■ **EXERCISE DIRECTIONS**: Extract every line from the records below that contains the word "strike".

● ● ●

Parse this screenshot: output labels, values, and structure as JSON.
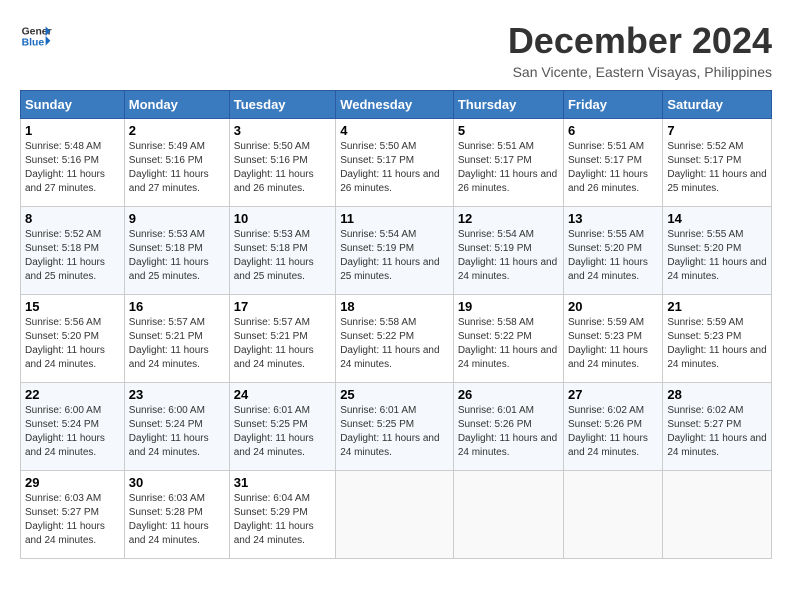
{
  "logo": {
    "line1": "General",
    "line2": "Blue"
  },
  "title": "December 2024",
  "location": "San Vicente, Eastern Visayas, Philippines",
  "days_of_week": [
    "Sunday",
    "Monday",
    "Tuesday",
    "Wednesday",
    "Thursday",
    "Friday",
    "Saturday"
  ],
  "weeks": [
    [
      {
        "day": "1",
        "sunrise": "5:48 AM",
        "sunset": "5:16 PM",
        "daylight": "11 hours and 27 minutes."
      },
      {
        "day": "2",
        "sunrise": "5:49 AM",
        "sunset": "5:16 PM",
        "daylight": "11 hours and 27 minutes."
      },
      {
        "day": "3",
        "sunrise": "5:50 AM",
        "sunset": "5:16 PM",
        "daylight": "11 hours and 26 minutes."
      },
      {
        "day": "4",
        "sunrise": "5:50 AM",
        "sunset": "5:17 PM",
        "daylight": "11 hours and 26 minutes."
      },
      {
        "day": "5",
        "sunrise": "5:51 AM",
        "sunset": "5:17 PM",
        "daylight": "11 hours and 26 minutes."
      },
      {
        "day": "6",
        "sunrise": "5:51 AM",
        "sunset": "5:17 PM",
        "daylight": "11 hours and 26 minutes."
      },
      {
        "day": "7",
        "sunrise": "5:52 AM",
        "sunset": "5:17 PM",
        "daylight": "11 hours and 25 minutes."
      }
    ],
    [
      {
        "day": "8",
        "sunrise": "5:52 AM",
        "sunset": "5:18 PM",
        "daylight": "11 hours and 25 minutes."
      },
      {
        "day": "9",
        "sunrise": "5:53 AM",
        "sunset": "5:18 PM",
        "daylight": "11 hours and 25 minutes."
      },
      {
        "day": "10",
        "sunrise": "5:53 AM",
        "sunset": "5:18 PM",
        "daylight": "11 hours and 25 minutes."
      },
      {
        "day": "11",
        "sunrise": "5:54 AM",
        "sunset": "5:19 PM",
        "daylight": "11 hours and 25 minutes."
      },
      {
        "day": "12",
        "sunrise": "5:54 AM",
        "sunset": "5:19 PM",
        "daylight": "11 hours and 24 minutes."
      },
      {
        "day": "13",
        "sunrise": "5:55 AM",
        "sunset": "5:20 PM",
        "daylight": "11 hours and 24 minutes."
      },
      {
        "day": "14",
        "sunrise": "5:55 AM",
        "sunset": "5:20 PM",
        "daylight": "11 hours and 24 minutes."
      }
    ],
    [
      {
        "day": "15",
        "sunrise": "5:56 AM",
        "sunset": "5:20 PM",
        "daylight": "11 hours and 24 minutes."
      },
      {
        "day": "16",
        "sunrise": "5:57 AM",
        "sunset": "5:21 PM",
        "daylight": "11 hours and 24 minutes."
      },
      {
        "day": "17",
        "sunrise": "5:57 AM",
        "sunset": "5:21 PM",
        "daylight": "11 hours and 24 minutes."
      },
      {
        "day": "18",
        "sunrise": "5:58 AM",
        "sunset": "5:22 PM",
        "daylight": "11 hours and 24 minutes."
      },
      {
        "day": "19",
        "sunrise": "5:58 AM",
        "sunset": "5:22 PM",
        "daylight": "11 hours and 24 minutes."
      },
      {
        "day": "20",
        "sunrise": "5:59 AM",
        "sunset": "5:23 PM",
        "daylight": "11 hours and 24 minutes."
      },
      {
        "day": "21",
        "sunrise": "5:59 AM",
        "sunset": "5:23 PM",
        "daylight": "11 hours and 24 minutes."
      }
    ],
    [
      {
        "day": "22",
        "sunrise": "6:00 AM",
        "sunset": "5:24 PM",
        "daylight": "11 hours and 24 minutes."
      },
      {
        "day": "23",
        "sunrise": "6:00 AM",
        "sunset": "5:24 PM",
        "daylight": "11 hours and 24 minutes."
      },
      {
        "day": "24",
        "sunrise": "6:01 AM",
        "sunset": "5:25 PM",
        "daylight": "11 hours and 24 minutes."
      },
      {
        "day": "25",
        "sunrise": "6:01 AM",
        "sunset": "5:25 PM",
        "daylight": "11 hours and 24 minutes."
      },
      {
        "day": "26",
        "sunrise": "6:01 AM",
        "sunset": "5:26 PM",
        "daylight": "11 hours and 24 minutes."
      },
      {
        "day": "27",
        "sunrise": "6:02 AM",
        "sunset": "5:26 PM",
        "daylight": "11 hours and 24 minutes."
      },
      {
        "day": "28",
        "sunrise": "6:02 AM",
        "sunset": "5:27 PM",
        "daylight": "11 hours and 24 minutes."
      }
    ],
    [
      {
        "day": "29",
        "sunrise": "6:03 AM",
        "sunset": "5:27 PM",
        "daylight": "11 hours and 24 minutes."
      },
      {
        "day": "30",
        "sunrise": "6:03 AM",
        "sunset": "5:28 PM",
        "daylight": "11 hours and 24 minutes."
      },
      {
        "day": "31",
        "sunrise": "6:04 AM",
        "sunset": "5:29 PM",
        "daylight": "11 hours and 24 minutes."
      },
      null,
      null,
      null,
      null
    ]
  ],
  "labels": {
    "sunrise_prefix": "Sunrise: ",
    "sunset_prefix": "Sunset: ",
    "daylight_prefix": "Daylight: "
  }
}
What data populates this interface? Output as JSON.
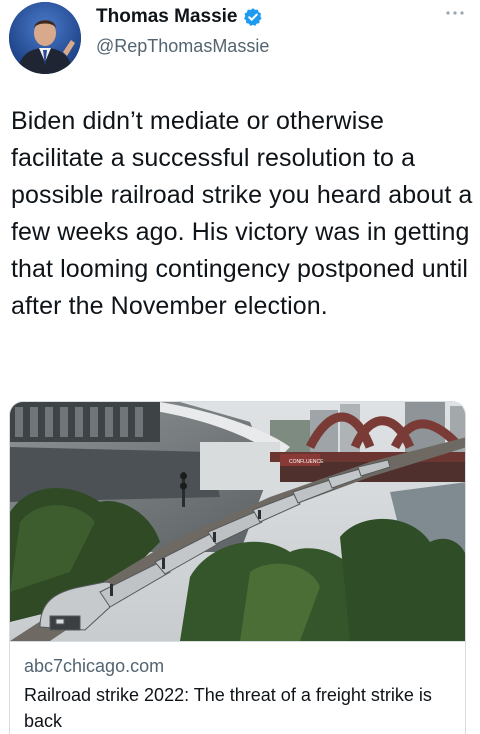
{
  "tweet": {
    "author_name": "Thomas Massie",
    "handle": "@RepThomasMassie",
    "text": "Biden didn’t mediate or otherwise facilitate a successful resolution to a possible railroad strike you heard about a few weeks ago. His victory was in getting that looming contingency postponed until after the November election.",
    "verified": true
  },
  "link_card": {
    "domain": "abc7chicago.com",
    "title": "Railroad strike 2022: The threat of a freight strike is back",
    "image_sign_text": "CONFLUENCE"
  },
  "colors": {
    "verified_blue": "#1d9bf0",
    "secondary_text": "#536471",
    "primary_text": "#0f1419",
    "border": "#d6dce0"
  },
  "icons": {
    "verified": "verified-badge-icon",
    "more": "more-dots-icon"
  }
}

● ● ●

■ **SOLUTION FOR THIS EXERCISE**:
    "text": "Biden didn’t mediate or otherwise facilitate a successful resolution to a possible railroad strike you heard about a few weeks ago. His victory was in getting that looming contingency postponed until after the November election.",
    "title": "Railroad strike 2022: The threat of a freight strike is back",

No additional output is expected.